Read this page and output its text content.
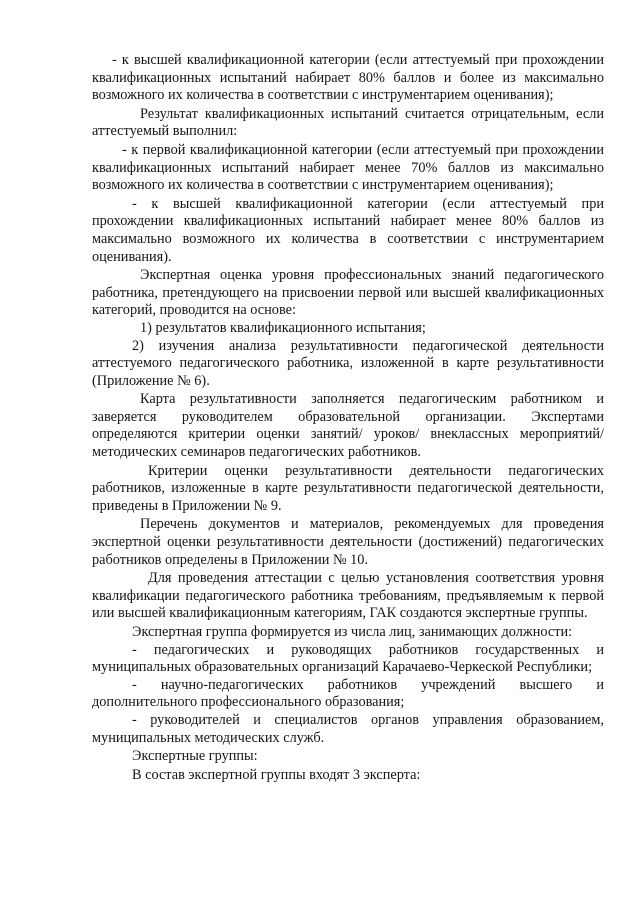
- к высшей квалификационной категории (если аттестуемый при прохождении квалификационных испытаний набирает 80% баллов и более из максимально возможного их количества в соответствии с инструментарием оценивания);

Результат квалификационных испытаний считается отрицательным, если аттестуемый выполнил:

- к первой квалификационной категории (если аттестуемый при прохождении квалификационных испытаний набирает менее 70% баллов из максимально возможного их количества в соответствии с инструментарием оценивания);

- к высшей квалификационной категории (если аттестуемый при прохождении квалификационных испытаний набирает менее 80% баллов из максимально возможного их количества в соответствии с инструментарием оценивания).

Экспертная оценка уровня профессиональных знаний педагогического работника, претендующего на присвоении первой или высшей квалификационных категорий, проводится на основе:

1) результатов квалификационного испытания;

2) изучения анализа результативности педагогической деятельности аттестуемого педагогического работника, изложенной в карте результативности (Приложение № 6).

Карта результативности заполняется педагогическим работником и заверяется руководителем образовательной организации. Экспертами определяются критерии оценки занятий/ уроков/ внеклассных мероприятий/ методических семинаров педагогических работников.

Критерии оценки результативности деятельности педагогических работников, изложенные в карте результативности педагогической деятельности, приведены в Приложении № 9.

Перечень документов и материалов, рекомендуемых для проведения экспертной оценки результативности деятельности (достижений) педагогических работников определены в Приложении № 10.

Для проведения аттестации с целью установления соответствия уровня квалификации педагогического работника требованиям, предъявляемым к первой или высшей квалификационным категориям, ГАК создаются экспертные группы.

Экспертная группа формируется из числа лиц, занимающих должности:

- педагогических и руководящих работников государственных и муниципальных образовательных организаций Карачаево-Черкеской Республики;

- научно-педагогических работников учреждений высшего и дополнительного профессионального образования;

- руководителей и специалистов органов управления образованием, муниципальных методических служб.

Экспертные группы:

В состав экспертной группы входят 3 эксперта:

What you should do >> Extract the text of all the records above verbatim, excluding pictures.

Result for this task >>
Read this page and output its text content.
- к высшей квалификационной категории (если аттестуемый при прохождении квалификационных испытаний набирает 80% баллов и более из максимально возможного их количества в соответствии с инструментарием оценивания);

Результат квалификационных испытаний считается отрицательным, если аттестуемый выполнил:

- к первой квалификационной категории (если аттестуемый при прохождении квалификационных испытаний набирает менее 70% баллов из максимально возможного их количества в соответствии с инструментарием оценивания);

- к высшей квалификационной категории (если аттестуемый при прохождении квалификационных испытаний набирает менее 80% баллов из максимально возможного их количества в соответствии с инструментарием оценивания).

Экспертная оценка уровня профессиональных знаний педагогического работника, претендующего на присвоении первой или высшей квалификационных категорий, проводится на основе:

1) результатов квалификационного испытания;

2) изучения анализа результативности педагогической деятельности аттестуемого педагогического работника, изложенной в карте результативности (Приложение № 6).

Карта результативности заполняется педагогическим работником и заверяется руководителем образовательной организации. Экспертами определяются критерии оценки занятий/ уроков/ внеклассных мероприятий/ методических семинаров педагогических работников.

Критерии оценки результативности деятельности педагогических работников, изложенные в карте результативности педагогической деятельности, приведены в Приложении № 9.

Перечень документов и материалов, рекомендуемых для проведения экспертной оценки результативности деятельности (достижений) педагогических работников определены в Приложении № 10.

Для проведения аттестации с целью установления соответствия уровня квалификации педагогического работника требованиям, предъявляемым к первой или высшей квалификационным категориям, ГАК создаются экспертные группы.

Экспертная группа формируется из числа лиц, занимающих должности:

- педагогических и руководящих работников государственных и муниципальных образовательных организаций Карачаево-Черкеской Республики;

- научно-педагогических работников учреждений высшего и дополнительного профессионального образования;

- руководителей и специалистов органов управления образованием, муниципальных методических служб.

Экспертные группы:

В состав экспертной группы входят 3 эксперта:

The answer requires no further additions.